*設問一覧*.
1/ 次の映画レビューの内容を二文で要約してください。
2/ 映画レビューの本文を、示されている最後の文の後から再開して書き進めてください。

*ページ抜粋*.
########################################
●● レビュー
Not Our Movie, Their Unreasonable Flick
ルシア(アメリカ・フェレーラ)は大学在学中に医師を目指しているマーカス(ランス・グロス)と恋に落ちた。ルシアは父(カルロス・メンシーナ)に内緒にしていた。また弁護士への夢を諦め、マーカスと結婚し、マーカスが行く予定のラオスに行くことを決めたが、家族に言えずにいた。2人はその前にお互いの両親に話し、結婚するために一緒にロサンジェルスに向かうが、その頃マーカスの父(フォレスト・ウィッテカー)で人気DJの車がルシアの父によって牽引されてしまった...
いつも強面のフォレスト・ウィッテカーがコメディに挑んだ作品。インターレイシャルカップルというのがテーマ。それがテーマだとハリウッドでは黒人と白人が定番。しかし、今回は黒人とメキシカン。両者は舞台となったロサンジェルスでも数々の事件となる程に仲は悪化している。今回はなぜかメキシカン家族が、愛する娘が連れてきた男が黒人だったと大騒ぎ。メキシカンの伝統や宗教を強要する場面が多い。黒人家族の方は割りと冷静に対処している。一見そうは見えないかもしれないが、フォレスト・ウィッテカー演じる父はメキシカンへというよりも、ルシアの父への憎悪でなぜかわざと黒人である事を強調する場面もある。それでも随所随所でお互いのもつ偏見が浮き彫りになって、一波乱ある。でもそれが非常にアンバランスである。黒人側にある偏見があまり出てこないのは違和感があった。
########################################
(バウンディングボックス予測データ)
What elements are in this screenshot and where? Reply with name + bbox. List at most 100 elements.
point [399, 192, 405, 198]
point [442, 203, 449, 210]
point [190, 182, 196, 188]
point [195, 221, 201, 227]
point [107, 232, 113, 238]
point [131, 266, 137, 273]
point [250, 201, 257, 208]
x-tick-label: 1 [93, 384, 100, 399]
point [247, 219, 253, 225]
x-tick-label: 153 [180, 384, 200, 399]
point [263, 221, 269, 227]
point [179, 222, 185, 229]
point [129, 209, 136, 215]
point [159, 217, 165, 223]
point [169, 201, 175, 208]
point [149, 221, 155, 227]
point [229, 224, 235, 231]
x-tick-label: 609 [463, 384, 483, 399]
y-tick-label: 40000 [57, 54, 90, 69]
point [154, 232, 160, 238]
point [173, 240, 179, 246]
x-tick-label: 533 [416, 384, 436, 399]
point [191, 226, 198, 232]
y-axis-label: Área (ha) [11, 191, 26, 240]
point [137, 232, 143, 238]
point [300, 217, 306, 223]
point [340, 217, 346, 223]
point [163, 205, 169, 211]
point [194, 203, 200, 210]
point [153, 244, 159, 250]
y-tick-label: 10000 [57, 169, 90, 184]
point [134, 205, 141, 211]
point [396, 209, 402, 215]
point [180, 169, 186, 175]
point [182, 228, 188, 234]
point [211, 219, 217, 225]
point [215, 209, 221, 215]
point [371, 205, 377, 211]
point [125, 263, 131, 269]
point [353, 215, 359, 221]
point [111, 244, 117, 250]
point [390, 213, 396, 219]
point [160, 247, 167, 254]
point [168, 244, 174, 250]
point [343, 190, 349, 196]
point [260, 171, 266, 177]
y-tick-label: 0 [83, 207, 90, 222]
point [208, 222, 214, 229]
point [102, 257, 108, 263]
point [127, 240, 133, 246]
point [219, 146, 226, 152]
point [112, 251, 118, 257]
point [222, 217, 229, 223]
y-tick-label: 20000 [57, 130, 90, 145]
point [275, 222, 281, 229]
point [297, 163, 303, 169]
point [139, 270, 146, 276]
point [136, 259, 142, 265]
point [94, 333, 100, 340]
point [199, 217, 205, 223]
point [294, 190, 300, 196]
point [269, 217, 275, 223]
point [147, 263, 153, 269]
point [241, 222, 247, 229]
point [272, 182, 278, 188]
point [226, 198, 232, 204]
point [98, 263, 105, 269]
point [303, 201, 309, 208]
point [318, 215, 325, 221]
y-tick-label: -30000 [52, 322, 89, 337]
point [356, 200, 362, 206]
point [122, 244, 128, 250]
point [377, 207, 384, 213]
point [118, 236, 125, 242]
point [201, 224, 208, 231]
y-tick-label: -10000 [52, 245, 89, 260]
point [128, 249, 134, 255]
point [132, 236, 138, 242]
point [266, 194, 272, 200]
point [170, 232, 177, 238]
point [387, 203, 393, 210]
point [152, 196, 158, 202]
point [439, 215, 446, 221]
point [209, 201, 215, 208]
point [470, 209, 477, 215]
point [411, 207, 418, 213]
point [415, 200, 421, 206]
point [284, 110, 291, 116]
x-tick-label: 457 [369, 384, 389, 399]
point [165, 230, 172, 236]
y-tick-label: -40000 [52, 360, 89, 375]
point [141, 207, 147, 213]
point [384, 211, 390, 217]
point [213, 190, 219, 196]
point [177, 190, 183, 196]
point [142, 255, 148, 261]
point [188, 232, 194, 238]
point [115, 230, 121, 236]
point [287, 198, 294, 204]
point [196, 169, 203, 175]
########################################
*演習の結果*.
1/ ルシアは大学で恋に落ちた医師志望のマーカスと結婚するため、互いの両親に話そうと一緒にロサンジェルスへ向かいますが、その頃、人気DJであるマーカスの父の車がルシアの父によって牽引されてしまいます。レビューでは、本作はフォレスト・ウィッテカーがコメディに挑み、黒人とメキシカンのインターレイシャルカップルを題材にした作品とされ、互いの偏見が浮き彫りになるものの描き方が非常にアンバランスで、黒人側の偏見があまり出てこない点に違和感があったと述べられています。

2/
面白くないという訳じゃない。面白い部分も多々ある。男達がレストランで会話して友人を茶化す歌うのは最高の場面である。結婚式のゴタゴタを「Our Marriage, Their Wedding(我々の結婚に彼等の結婚式)」という心に残る台詞もある。でも観客が楽しめる映画というよりも、彼等が無駄にドタバタしているのを見せられたという感じ。